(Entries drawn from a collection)

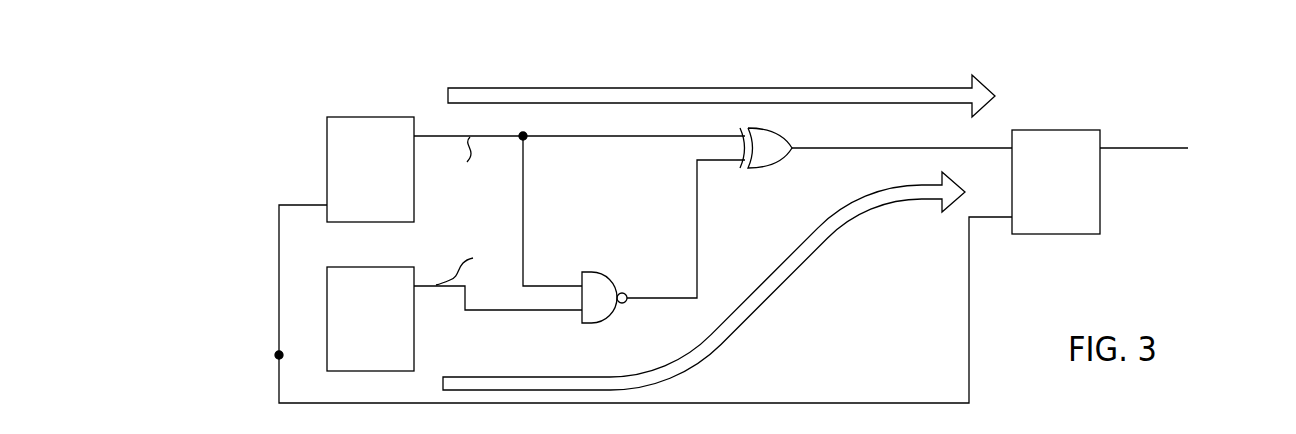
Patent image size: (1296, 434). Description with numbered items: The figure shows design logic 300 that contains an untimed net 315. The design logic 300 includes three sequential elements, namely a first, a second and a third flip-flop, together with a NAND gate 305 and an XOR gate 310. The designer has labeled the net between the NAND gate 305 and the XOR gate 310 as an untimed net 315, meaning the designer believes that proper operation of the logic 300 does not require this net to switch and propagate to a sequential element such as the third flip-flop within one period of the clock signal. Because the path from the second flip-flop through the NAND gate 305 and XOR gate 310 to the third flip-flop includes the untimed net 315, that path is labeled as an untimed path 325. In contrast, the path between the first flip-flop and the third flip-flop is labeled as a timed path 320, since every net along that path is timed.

The design logic 300 is at (776, 231).
The NAND gate 305 is at (597, 324).
The XOR gate 310 is at (766, 169).
The untimed net 315 is at (697, 212).
The timed path 320 is at (448, 96).
The untimed path 325 is at (748, 328).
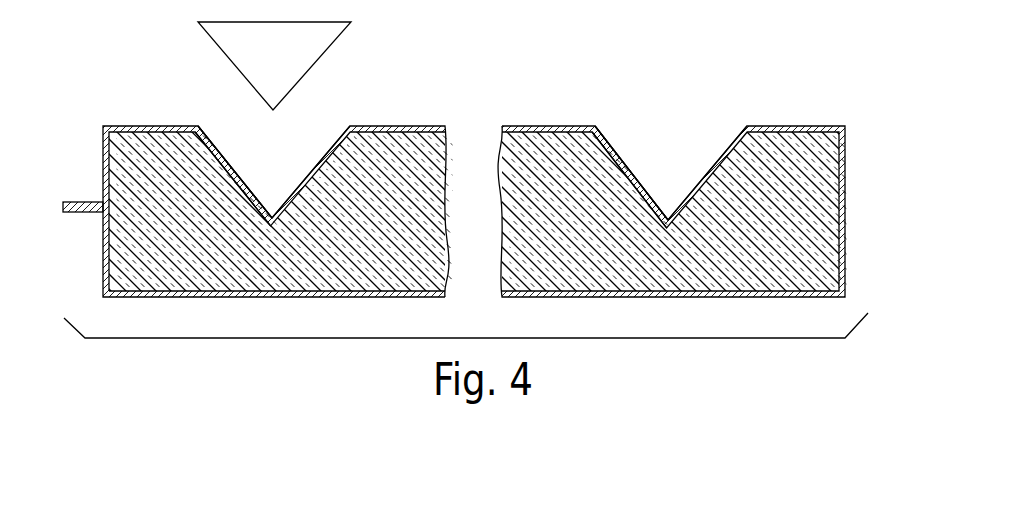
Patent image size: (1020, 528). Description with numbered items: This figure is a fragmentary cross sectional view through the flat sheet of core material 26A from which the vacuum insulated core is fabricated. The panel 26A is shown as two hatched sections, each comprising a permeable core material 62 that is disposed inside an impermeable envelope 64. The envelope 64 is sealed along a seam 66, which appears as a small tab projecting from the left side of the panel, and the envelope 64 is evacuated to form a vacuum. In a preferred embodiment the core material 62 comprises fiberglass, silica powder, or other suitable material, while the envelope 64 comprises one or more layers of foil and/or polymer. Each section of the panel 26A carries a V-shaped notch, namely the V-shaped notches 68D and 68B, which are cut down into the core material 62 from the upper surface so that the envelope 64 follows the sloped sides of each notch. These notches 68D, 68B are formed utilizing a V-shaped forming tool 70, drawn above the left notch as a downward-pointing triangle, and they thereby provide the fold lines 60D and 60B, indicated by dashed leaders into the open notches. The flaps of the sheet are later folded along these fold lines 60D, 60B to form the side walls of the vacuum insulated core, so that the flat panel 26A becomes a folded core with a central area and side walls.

The flat sheet of core material 26A is at (799, 121).
The fold line 60B is at (672, 172).
The fold line 60D is at (283, 152).
The permeable core material 62 is at (800, 191).
The impermeable envelope 64 is at (845, 261).
The seam 66 is at (87, 200).
The V-shaped notch 68B is at (597, 120).
The V-shaped notch 68D is at (219, 156).
The V-shaped forming tool 70 is at (231, 62).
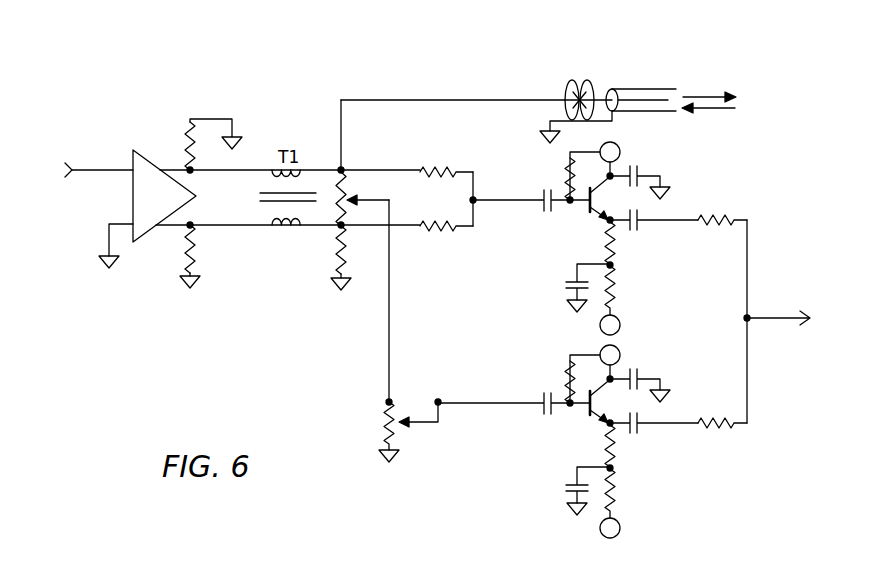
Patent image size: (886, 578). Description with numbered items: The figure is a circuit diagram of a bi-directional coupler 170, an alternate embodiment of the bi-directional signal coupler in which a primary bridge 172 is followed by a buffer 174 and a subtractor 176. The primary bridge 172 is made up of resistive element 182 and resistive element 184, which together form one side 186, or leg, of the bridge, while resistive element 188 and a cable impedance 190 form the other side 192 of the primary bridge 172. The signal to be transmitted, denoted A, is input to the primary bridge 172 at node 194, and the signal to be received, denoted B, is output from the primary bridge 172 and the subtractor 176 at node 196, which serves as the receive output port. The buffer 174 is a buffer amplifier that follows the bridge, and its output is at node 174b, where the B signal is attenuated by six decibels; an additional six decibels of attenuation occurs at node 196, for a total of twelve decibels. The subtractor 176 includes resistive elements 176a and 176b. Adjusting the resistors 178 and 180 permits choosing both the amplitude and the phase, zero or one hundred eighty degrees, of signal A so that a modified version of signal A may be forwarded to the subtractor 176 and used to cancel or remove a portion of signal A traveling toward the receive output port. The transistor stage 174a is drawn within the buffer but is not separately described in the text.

The bi-directional coupler 170 is at (111, 95).
The primary bridge 172 is at (360, 80).
The buffer 174 is at (720, 193).
The transistor of first stage 174a is at (561, 255).
The node 174b is at (622, 228).
The subtractor 176 is at (748, 436).
The resistive element 176a is at (730, 215).
The resistive element 176b is at (707, 432).
The resistor 178 is at (351, 202).
The resistor 180 is at (380, 435).
The resistive element 182 is at (433, 168).
The resistive element 184 is at (423, 233).
The side of the primary bridge 186 is at (460, 158).
The resistive element 188 is at (335, 269).
The cable impedance 190 is at (676, 90).
The side of the primary bridge 192 is at (323, 140).
The node 194 is at (70, 182).
The node 196 is at (804, 328).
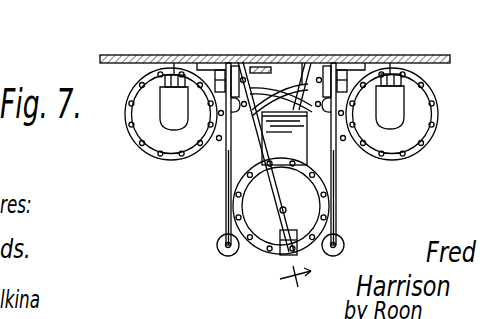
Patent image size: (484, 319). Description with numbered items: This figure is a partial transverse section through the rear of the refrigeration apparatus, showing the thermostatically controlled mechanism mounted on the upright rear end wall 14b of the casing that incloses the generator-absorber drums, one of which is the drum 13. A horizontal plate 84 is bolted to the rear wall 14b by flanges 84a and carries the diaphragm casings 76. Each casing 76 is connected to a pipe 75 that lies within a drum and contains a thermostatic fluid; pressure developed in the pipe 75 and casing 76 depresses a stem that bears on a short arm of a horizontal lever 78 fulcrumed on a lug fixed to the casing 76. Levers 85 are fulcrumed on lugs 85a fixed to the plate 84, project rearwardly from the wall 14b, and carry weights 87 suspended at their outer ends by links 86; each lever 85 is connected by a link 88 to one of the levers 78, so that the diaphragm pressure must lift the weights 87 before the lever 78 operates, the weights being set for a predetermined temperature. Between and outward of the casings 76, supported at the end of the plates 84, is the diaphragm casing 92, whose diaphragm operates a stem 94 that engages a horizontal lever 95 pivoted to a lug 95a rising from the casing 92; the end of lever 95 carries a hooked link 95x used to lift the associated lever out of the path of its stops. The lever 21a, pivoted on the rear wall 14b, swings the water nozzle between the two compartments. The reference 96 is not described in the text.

The drum 13 is at (292, 185).
The rear end wall 14b is at (128, 56).
The lever 21a is at (262, 66).
The pipe 75 is at (171, 62).
The diaphragm casing 76 is at (134, 88).
The horizontal lever 78 is at (309, 63).
The horizontal plate 84 is at (238, 148).
The flange 84a is at (197, 65).
The lever 85 is at (226, 193).
The lug 85a is at (234, 66).
The link 86 is at (218, 242).
The weight 87 is at (217, 248).
The link 88 is at (279, 118).
The diaphragm casing 92 is at (281, 206).
The stem 94 is at (280, 211).
The horizontal lever 95 is at (269, 157).
The lug 95a is at (295, 237).
The hooked link 95x is at (302, 63).
The body 96 is at (268, 134).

> _Work to complete_
Repeat word for word the stretch from the beginning of the items through the line that contains "The untimed net 315 is at (697, 212).", including both ends. Leave the pictures out of your answer.

> _Written solution_
Patent image size: (1296, 434). Description with numbered items: The figure shows design logic 300 that contains an untimed net 315. The design logic 300 includes three sequential elements, namely a first, a second and a third flip-flop, together with a NAND gate 305 and an XOR gate 310. The designer has labeled the net between the NAND gate 305 and the XOR gate 310 as an untimed net 315, meaning the designer believes that proper operation of the logic 300 does not require this net to switch and propagate to a sequential element such as the third flip-flop within one period of the clock signal. Because the path from the second flip-flop through the NAND gate 305 and XOR gate 310 to the third flip-flop includes the untimed net 315, that path is labeled as an untimed path 325. In contrast, the path between the first flip-flop and the third flip-flop is labeled as a timed path 320, since every net along that path is timed.

The design logic 300 is at (776, 231).
The NAND gate 305 is at (597, 324).
The XOR gate 310 is at (766, 169).
The untimed net 315 is at (697, 212).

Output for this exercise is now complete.